begin Data section

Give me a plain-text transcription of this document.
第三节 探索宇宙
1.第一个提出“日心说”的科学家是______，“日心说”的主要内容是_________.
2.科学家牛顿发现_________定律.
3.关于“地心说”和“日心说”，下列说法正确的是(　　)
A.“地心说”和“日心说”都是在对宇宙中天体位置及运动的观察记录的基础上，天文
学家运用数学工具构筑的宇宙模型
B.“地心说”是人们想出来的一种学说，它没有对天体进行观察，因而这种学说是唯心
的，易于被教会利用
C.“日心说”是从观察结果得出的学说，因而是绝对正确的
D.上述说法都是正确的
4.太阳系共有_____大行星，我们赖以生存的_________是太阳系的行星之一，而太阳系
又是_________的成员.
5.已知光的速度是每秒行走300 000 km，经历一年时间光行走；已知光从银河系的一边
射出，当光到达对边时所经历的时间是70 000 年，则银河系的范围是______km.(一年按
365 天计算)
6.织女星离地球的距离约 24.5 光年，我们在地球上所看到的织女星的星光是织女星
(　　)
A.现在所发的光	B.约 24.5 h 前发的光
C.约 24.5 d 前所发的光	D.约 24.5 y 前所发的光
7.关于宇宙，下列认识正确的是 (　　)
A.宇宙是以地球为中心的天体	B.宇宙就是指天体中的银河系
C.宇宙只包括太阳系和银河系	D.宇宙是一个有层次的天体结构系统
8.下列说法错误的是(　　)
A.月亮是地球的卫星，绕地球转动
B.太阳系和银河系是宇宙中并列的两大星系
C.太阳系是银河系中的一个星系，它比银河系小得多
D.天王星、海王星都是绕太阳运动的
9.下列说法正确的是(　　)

end Data section

Brief: Restate each of the entries above verbatim.

Result for this task:
Give me a plain-text transcription of this document.
第三节 探索宇宙
1.第一个提出“日心说”的科学家是______，“日心说”的主要内容是_________.
2.科学家牛顿发现_________定律.
3.关于“地心说”和“日心说”，下列说法正确的是(　　)
A.“地心说”和“日心说”都是在对宇宙中天体位置及运动的观察记录的基础上，天文
学家运用数学工具构筑的宇宙模型
B.“地心说”是人们想出来的一种学说，它没有对天体进行观察，因而这种学说是唯心
的，易于被教会利用
C.“日心说”是从观察结果得出的学说，因而是绝对正确的
D.上述说法都是正确的
4.太阳系共有_____大行星，我们赖以生存的_________是太阳系的行星之一，而太阳系
又是_________的成员.
5.已知光的速度是每秒行走300 000 km，经历一年时间光行走；已知光从银河系的一边
射出，当光到达对边时所经历的时间是70 000 年，则银河系的范围是______km.(一年按
365 天计算)
6.织女星离地球的距离约 24.5 光年，我们在地球上所看到的织女星的星光是织女星
(　　)
A.现在所发的光	B.约 24.5 h 前发的光
C.约 24.5 d 前所发的光	D.约 24.5 y 前所发的光
7.关于宇宙，下列认识正确的是 (　　)
A.宇宙是以地球为中心的天体	B.宇宙就是指天体中的银河系
C.宇宙只包括太阳系和银河系	D.宇宙是一个有层次的天体结构系统
8.下列说法错误的是(　　)
A.月亮是地球的卫星，绕地球转动
B.太阳系和银河系是宇宙中并列的两大星系
C.太阳系是银河系中的一个星系，它比银河系小得多
D.天王星、海王星都是绕太阳运动的
9.下列说法正确的是(　　)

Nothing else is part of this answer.